#### WHAT TO DO
Report each line of the data that has "symbol" somewhere in it.

#### Data listing
[Start]
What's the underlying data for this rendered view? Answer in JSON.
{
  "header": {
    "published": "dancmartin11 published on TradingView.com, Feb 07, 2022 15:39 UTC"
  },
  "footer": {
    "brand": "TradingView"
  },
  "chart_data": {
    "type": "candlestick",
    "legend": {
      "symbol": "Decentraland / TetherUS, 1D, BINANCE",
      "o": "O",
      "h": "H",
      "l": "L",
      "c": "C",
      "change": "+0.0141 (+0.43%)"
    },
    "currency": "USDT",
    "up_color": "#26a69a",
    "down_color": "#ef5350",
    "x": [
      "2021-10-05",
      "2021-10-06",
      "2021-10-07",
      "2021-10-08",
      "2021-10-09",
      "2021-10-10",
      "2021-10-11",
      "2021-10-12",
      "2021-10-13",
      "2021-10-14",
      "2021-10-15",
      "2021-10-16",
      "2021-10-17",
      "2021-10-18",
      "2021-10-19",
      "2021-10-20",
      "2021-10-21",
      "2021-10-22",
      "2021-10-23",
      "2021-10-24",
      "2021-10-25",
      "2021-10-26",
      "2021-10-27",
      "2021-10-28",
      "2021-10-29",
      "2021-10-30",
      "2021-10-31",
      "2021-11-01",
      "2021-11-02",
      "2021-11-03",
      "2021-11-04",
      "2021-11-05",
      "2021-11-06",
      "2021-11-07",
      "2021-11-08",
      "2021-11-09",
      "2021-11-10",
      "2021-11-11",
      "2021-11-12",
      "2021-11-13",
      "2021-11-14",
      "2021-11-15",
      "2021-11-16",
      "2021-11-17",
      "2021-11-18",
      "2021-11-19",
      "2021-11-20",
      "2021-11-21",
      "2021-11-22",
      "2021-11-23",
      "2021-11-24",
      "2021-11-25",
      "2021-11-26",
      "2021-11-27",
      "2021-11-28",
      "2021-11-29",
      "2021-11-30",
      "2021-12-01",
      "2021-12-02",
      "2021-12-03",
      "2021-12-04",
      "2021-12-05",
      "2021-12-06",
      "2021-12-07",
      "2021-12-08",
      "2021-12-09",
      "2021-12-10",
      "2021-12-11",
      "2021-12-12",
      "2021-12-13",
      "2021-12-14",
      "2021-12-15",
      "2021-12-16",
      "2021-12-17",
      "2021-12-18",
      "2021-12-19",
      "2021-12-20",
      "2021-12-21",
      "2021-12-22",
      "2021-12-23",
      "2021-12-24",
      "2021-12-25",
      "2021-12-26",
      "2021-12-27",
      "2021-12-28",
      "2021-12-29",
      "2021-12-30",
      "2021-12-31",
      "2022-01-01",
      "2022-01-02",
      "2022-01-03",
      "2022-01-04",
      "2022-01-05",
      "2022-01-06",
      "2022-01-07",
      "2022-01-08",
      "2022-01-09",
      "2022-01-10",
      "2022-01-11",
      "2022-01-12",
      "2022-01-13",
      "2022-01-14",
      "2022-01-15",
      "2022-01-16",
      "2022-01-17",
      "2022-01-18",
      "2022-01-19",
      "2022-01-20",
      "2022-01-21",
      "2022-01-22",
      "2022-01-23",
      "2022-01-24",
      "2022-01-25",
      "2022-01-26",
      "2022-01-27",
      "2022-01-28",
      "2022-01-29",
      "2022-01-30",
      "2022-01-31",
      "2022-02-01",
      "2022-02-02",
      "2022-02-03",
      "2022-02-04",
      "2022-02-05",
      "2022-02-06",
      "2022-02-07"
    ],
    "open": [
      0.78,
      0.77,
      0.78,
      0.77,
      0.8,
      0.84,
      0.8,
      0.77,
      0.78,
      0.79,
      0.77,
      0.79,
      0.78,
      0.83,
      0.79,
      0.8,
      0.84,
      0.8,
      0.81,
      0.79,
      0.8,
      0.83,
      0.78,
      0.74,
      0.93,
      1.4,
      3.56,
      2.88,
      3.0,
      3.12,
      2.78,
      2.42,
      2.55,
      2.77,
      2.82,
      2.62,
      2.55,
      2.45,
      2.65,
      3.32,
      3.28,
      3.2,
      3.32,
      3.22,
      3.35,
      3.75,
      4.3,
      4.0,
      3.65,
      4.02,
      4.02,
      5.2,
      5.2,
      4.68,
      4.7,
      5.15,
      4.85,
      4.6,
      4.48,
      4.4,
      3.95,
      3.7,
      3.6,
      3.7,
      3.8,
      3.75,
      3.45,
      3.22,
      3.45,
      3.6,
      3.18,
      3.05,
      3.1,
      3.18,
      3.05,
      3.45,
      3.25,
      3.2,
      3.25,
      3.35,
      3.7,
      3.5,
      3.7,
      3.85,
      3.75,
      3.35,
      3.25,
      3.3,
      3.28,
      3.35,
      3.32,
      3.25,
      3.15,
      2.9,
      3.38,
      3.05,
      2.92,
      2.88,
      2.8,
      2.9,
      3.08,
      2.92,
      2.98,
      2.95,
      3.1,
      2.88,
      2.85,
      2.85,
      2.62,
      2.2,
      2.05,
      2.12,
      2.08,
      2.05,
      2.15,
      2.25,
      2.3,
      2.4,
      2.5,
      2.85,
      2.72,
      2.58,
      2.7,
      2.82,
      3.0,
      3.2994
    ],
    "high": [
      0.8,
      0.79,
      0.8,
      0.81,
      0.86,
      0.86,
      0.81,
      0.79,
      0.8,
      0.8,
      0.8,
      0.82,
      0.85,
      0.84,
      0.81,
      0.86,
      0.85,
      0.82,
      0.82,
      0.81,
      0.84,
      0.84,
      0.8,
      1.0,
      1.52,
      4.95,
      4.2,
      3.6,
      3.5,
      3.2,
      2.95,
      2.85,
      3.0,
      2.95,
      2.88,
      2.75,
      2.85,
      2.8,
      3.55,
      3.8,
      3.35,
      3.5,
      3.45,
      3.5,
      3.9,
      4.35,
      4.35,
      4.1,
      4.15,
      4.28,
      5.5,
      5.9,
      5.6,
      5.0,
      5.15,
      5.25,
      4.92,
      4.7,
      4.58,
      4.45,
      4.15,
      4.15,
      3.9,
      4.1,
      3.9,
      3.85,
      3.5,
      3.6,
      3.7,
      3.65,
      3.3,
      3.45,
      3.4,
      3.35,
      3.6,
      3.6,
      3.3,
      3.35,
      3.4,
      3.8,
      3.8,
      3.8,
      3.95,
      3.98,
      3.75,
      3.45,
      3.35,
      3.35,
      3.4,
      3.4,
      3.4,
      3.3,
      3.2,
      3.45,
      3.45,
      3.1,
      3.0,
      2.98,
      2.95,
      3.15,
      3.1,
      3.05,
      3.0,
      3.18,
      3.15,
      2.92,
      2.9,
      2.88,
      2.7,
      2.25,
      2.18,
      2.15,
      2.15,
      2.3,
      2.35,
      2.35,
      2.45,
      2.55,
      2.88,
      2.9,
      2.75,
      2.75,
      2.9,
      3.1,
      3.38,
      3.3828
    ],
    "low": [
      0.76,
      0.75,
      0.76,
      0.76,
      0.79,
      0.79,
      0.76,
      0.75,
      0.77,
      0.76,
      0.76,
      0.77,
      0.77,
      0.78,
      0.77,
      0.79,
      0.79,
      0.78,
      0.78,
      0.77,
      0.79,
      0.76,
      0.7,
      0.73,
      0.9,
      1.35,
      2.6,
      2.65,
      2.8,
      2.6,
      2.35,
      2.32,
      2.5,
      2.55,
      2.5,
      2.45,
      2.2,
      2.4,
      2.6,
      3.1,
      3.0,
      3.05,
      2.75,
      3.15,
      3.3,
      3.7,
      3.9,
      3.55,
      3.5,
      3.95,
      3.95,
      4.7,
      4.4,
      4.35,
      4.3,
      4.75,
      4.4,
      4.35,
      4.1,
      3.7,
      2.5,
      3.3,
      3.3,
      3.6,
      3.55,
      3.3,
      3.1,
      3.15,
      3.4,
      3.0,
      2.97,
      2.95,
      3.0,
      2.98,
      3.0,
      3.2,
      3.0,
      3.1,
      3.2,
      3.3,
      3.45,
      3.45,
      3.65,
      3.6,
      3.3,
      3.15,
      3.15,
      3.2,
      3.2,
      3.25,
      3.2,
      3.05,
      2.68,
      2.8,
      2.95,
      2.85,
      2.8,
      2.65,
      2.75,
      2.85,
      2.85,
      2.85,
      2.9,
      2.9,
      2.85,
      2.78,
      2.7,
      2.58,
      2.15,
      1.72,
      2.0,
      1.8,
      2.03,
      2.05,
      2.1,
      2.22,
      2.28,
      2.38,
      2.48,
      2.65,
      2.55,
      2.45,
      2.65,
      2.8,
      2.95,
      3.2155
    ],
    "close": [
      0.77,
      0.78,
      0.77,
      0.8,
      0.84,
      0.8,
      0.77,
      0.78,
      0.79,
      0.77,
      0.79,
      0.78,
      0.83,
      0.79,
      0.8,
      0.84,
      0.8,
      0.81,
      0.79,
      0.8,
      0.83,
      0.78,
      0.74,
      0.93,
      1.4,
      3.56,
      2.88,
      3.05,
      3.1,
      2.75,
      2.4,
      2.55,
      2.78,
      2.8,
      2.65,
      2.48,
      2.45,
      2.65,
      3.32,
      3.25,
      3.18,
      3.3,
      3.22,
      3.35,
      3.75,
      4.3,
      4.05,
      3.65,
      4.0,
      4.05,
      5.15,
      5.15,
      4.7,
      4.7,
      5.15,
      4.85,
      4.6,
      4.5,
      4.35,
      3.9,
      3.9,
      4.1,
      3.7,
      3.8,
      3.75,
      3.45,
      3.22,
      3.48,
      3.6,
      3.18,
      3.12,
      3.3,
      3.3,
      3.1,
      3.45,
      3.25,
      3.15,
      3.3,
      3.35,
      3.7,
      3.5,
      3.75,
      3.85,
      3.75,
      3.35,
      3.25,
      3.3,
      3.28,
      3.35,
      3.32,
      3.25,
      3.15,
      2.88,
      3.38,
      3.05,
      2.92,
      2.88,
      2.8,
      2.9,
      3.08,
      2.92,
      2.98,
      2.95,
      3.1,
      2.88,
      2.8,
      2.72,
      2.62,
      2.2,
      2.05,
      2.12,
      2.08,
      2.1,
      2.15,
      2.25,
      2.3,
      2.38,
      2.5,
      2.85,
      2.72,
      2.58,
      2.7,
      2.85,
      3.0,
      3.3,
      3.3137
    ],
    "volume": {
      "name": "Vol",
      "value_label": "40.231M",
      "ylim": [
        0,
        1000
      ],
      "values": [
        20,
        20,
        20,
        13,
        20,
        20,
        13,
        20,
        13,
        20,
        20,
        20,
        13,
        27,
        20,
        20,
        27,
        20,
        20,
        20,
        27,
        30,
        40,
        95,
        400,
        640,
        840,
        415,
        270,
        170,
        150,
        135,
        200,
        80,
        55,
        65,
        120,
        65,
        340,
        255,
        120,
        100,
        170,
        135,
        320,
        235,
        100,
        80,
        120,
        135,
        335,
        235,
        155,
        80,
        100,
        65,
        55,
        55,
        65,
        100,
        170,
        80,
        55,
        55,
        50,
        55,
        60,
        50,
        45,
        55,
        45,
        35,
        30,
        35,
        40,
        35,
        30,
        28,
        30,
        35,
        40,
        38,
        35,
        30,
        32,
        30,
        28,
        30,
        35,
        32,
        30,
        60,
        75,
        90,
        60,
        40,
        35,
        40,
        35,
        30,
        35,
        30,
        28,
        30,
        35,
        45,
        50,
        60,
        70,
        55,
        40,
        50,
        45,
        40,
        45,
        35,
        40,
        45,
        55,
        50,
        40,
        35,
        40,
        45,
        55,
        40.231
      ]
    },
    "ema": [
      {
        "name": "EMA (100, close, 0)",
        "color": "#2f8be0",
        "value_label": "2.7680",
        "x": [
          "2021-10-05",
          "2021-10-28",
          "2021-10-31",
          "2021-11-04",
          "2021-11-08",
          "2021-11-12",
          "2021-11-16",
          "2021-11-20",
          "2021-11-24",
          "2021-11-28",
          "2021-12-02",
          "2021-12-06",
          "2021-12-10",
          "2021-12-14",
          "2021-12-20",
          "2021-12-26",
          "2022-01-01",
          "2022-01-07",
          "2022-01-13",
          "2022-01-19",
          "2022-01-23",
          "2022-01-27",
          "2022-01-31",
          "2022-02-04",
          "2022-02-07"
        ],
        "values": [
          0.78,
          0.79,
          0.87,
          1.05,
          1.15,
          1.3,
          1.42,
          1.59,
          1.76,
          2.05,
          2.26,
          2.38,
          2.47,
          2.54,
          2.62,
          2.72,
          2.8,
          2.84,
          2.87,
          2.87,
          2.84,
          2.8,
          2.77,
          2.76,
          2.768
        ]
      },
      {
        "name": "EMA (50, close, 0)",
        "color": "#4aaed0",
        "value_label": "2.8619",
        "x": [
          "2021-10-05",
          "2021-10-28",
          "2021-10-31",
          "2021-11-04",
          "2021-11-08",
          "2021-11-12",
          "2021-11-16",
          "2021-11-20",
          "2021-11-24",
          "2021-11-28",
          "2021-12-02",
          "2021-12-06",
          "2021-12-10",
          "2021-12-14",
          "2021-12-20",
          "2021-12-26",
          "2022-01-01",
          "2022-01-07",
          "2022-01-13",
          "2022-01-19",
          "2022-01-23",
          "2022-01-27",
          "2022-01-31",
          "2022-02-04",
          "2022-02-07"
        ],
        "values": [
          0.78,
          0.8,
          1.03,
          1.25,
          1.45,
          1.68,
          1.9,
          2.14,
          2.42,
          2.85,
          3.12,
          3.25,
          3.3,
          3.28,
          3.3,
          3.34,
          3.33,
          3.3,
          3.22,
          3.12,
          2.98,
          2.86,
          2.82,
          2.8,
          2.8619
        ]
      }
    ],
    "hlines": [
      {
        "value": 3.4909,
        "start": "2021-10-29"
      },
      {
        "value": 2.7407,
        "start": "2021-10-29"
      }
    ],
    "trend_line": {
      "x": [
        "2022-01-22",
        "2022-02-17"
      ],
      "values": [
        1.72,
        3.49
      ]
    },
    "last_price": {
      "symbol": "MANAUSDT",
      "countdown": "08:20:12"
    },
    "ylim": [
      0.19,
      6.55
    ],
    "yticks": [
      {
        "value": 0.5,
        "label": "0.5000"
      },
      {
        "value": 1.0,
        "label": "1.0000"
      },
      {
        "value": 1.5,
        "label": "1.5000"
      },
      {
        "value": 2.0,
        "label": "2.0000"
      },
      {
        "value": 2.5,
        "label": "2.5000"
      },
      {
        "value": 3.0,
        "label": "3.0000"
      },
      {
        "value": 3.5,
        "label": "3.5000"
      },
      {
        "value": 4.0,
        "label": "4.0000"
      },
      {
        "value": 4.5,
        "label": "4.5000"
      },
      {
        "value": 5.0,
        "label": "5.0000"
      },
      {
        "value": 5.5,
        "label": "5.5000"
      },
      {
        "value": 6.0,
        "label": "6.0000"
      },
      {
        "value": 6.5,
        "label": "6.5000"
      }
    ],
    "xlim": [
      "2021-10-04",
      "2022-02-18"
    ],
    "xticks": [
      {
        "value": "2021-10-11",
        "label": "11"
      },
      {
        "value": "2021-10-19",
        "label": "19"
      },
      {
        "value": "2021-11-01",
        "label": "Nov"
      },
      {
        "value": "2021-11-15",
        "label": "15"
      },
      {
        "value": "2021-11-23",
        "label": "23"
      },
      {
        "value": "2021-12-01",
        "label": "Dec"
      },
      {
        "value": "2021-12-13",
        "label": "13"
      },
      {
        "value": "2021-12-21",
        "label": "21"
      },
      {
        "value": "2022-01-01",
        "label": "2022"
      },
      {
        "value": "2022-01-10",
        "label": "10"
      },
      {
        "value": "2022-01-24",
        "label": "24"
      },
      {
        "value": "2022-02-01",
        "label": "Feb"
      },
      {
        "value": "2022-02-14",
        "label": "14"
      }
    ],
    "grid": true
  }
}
[End]
#### OUTPUT BELOW
      "symbol": "Decentraland / TetherUS, 1D, BINANCE",
      "symbol": "MANAUSDT",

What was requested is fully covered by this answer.